# What this task involves
Restate each of the lines given below, word for word.

=== Record list ===

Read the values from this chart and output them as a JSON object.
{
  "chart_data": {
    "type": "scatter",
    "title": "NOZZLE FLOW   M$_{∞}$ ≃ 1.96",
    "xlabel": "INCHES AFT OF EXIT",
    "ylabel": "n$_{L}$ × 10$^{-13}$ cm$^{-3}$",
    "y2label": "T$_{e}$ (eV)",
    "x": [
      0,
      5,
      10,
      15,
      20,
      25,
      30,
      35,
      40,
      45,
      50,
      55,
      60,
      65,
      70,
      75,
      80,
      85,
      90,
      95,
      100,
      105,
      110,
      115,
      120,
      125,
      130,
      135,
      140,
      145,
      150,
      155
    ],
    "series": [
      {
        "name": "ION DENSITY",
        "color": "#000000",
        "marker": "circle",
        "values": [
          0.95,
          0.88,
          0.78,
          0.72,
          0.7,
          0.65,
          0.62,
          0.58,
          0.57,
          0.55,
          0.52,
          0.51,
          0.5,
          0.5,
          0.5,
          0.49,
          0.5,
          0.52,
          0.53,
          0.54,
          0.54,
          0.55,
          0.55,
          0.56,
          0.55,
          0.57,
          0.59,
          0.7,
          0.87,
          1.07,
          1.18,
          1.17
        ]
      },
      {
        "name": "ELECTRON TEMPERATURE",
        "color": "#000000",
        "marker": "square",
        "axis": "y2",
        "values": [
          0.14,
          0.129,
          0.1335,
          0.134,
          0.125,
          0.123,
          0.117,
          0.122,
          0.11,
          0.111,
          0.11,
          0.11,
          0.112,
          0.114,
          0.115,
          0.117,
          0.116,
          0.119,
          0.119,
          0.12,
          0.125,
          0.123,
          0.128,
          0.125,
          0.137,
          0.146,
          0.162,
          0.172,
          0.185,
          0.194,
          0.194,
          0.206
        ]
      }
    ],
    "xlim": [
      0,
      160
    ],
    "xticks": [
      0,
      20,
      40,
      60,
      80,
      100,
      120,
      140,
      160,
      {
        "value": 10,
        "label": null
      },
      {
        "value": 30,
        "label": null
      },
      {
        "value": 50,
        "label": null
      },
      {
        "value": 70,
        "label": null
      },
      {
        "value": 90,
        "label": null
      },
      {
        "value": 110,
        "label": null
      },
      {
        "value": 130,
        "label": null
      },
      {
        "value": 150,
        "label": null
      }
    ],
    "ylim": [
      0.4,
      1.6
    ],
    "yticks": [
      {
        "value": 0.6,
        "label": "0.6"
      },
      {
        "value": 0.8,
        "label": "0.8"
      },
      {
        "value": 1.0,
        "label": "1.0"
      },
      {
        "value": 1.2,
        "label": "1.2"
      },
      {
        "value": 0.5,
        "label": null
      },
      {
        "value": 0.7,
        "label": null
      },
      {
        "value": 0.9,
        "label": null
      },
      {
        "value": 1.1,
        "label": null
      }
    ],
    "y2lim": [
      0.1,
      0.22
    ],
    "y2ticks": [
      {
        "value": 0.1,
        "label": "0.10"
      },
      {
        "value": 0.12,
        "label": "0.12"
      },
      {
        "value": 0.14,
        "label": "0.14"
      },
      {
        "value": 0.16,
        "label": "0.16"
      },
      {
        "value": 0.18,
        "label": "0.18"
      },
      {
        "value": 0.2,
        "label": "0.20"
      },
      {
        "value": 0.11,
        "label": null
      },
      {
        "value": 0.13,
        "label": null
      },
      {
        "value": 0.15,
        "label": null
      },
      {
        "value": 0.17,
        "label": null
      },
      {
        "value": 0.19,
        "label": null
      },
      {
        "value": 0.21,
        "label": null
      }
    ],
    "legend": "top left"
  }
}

===

# Result for this exercise
Read the values from this chart and output them as a JSON object.
{
  "chart_data": {
    "type": "scatter",
    "title": "NOZZLE FLOW   M$_{∞}$ ≃ 1.96",
    "xlabel": "INCHES AFT OF EXIT",
    "ylabel": "n$_{L}$ × 10$^{-13}$ cm$^{-3}$",
    "y2label": "T$_{e}$ (eV)",
    "x": [
      0,
      5,
      10,
      15,
      20,
      25,
      30,
      35,
      40,
      45,
      50,
      55,
      60,
      65,
      70,
      75,
      80,
      85,
      90,
      95,
      100,
      105,
      110,
      115,
      120,
      125,
      130,
      135,
      140,
      145,
      150,
      155
    ],
    "series": [
      {
        "name": "ION DENSITY",
        "color": "#000000",
        "marker": "circle",
        "values": [
          0.95,
          0.88,
          0.78,
          0.72,
          0.7,
          0.65,
          0.62,
          0.58,
          0.57,
          0.55,
          0.52,
          0.51,
          0.5,
          0.5,
          0.5,
          0.49,
          0.5,
          0.52,
          0.53,
          0.54,
          0.54,
          0.55,
          0.55,
          0.56,
          0.55,
          0.57,
          0.59,
          0.7,
          0.87,
          1.07,
          1.18,
          1.17
        ]
      },
      {
        "name": "ELECTRON TEMPERATURE",
        "color": "#000000",
        "marker": "square",
        "axis": "y2",
        "values": [
          0.14,
          0.129,
          0.1335,
          0.134,
          0.125,
          0.123,
          0.117,
          0.122,
          0.11,
          0.111,
          0.11,
          0.11,
          0.112,
          0.114,
          0.115,
          0.117,
          0.116,
          0.119,
          0.119,
          0.12,
          0.125,
          0.123,
          0.128,
          0.125,
          0.137,
          0.146,
          0.162,
          0.172,
          0.185,
          0.194,
          0.194,
          0.206
        ]
      }
    ],
    "xlim": [
      0,
      160
    ],
    "xticks": [
      0,
      20,
      40,
      60,
      80,
      100,
      120,
      140,
      160,
      {
        "value": 10,
        "label": null
      },
      {
        "value": 30,
        "label": null
      },
      {
        "value": 50,
        "label": null
      },
      {
        "value": 70,
        "label": null
      },
      {
        "value": 90,
        "label": null
      },
      {
        "value": 110,
        "label": null
      },
      {
        "value": 130,
        "label": null
      },
      {
        "value": 150,
        "label": null
      }
    ],
    "ylim": [
      0.4,
      1.6
    ],
    "yticks": [
      {
        "value": 0.6,
        "label": "0.6"
      },
      {
        "value": 0.8,
        "label": "0.8"
      },
      {
        "value": 1.0,
        "label": "1.0"
      },
      {
        "value": 1.2,
        "label": "1.2"
      },
      {
        "value": 0.5,
        "label": null
      },
      {
        "value": 0.7,
        "label": null
      },
      {
        "value": 0.9,
        "label": null
      },
      {
        "value": 1.1,
        "label": null
      }
    ],
    "y2lim": [
      0.1,
      0.22
    ],
    "y2ticks": [
      {
        "value": 0.1,
        "label": "0.10"
      },
      {
        "value": 0.12,
        "label": "0.12"
      },
      {
        "value": 0.14,
        "label": "0.14"
      },
      {
        "value": 0.16,
        "label": "0.16"
      },
      {
        "value": 0.18,
        "label": "0.18"
      },
      {
        "value": 0.2,
        "label": "0.20"
      },
      {
        "value": 0.11,
        "label": null
      },
      {
        "value": 0.13,
        "label": null
      },
      {
        "value": 0.15,
        "label": null
      },
      {
        "value": 0.17,
        "label": null
      },
      {
        "value": 0.19,
        "label": null
      },
      {
        "value": 0.21,
        "label": null
      }
    ],
    "legend": "top left"
  }
}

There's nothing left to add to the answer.